= Extract provided =
Last week, the Washington Post reported a letter was sent to California Senator Dianne Feinstein alleging Supreme Court nominee Brett Kavanaugh assaulted a woman in High School. That woman was Dr. Christine Blaseley Ford, a California professor who's life has been upended by her statement against the nominee.
Since the report, America seems to be split in two: those who believe and support Dr. Ford's statement, and those who believe Kavanaugh. He says the incident never occured.
And even though over 63% of sexual assaults go unreported in the United States – and false reporting rarely occurs – those who don't believe Dr. Ford seem to be bulldozing the conversation; They call her a liar. They call her a slanderer. And they shame her for not coming forward decades ago if her claims were "really true."
However, Dr. Ford has also seen lots of support – from #WhyIDidn'tReport, a hashtag women used to commisorate with Ford and share why they didn't report sexual abuse, to a moving op-eds by women who have spoken out about their abusers years later.

= Data rows =
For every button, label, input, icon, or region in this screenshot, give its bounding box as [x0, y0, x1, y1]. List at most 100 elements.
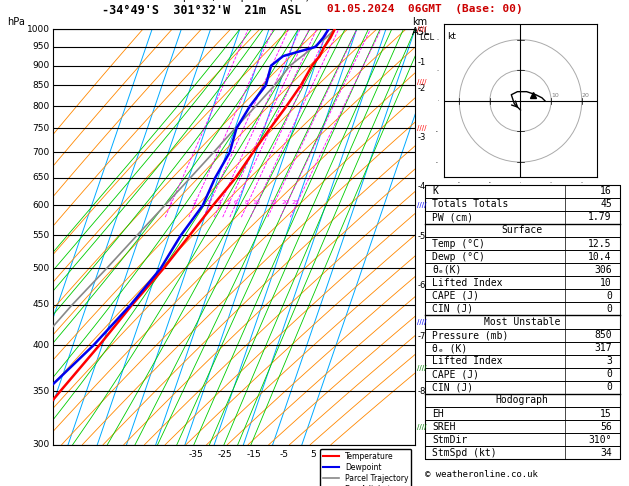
* * *
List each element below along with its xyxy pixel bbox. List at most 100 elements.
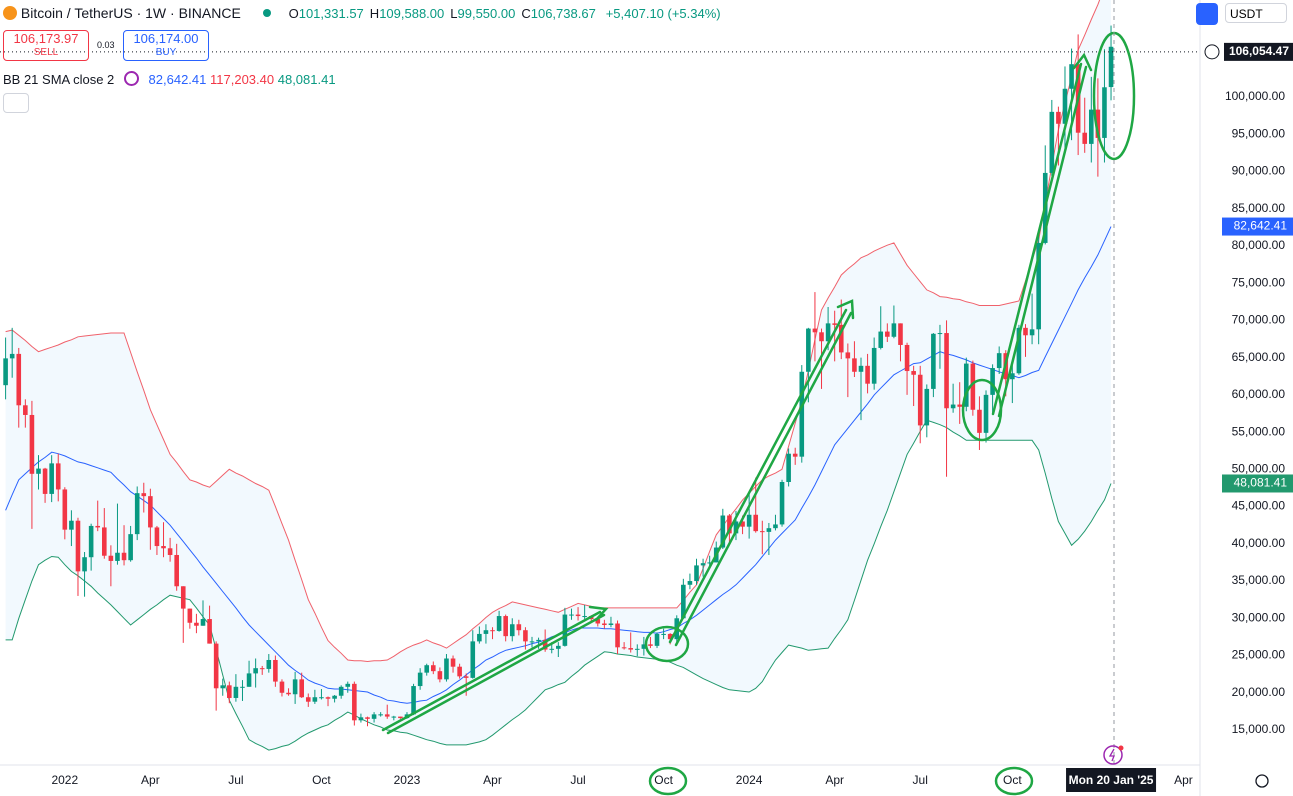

= Brief 1 =
In the passage about the Kavanaugh allegation, transcribe the portion that starts at the words "And even though" and ends after the words "abusers years later.".
= Brief 2 =
Answer these from the passage about the Kavanaugh allegation:
(a) Which newspaper reported on the letter?
(b) What share of sexual assaults in the United States goes unreported, according to the passage?
(c) What hashtag did women use to commiserate with Dr. Ford?

= Written response 1 =
And even though over 63% of sexual assaults go unreported in the United States – and false reporting rarely occurs – those who don't believe Dr. Ford seem to be bulldozing the conversation; They call her a liar. They call her a slanderer. And they shame her for not coming forward decades ago if her claims were "really true."
However, Dr. Ford has also seen lots of support – from #WhyIDidn'tReport, a hashtag women used to commisorate with Ford and share why they didn't report sexual abuse, to a moving op-eds by women who have spoken out about their abusers years later.

= Written response 2 =
(a) The Washington Post
(b) Over 63%
(c) #WhyIDidn'tReport